▶ What to do:
Leave every picture out and write out the records below exactly.

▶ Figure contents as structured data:
◇ ◇ ◇ ◇ ◇

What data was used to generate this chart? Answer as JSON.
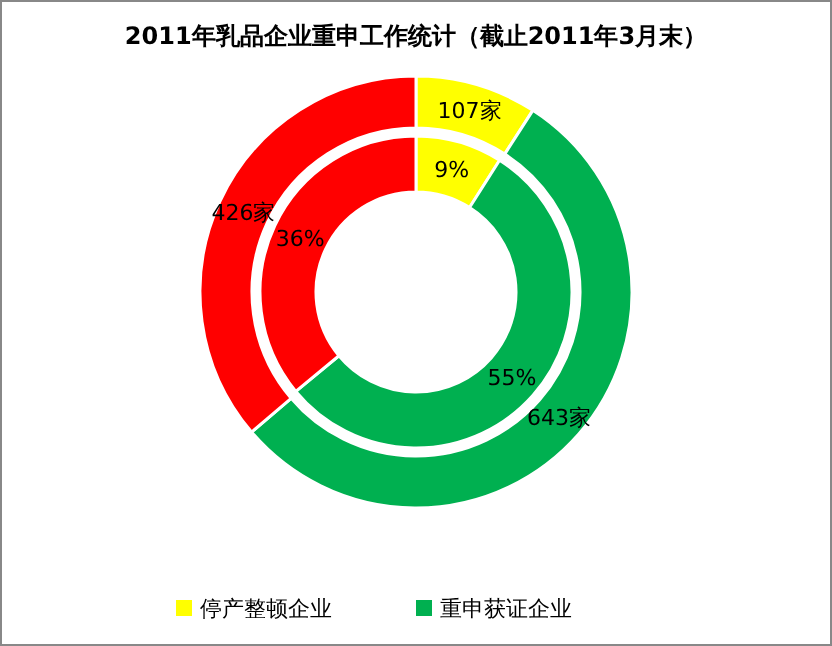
{
  "chart_data": {
    "type": "donut",
    "title": "2011年乳品企业重申工作统计（截止2011年3月末）",
    "categories": [
      "停产整顿企业",
      "重申获证企业",
      null
    ],
    "colors": [
      "#ffff00",
      "#00b050",
      "#ff0000"
    ],
    "series": [
      {
        "values": [
          107,
          643,
          426
        ],
        "value_labels": [
          "107家",
          "643家",
          "426家"
        ]
      },
      {
        "values": [
          9,
          55,
          36
        ],
        "value_labels": [
          "9%",
          "55%",
          "36%"
        ]
      }
    ],
    "legend": "bottom"
  }
}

◇ ◇ ◇ ◇ ◇

▶ Solution to this problem:
What data was used to generate this chart? Answer as JSON.
{
  "chart_data": {
    "type": "donut",
    "title": "2011年乳品企业重申工作统计（截止2011年3月末）",
    "categories": [
      "停产整顿企业",
      "重申获证企业",
      null
    ],
    "colors": [
      "#ffff00",
      "#00b050",
      "#ff0000"
    ],
    "series": [
      {
        "values": [
          107,
          643,
          426
        ],
        "value_labels": [
          "107家",
          "643家",
          "426家"
        ]
      },
      {
        "values": [
          9,
          55,
          36
        ],
        "value_labels": [
          "9%",
          "55%",
          "36%"
        ]
      }
    ],
    "legend": "bottom"
  }
}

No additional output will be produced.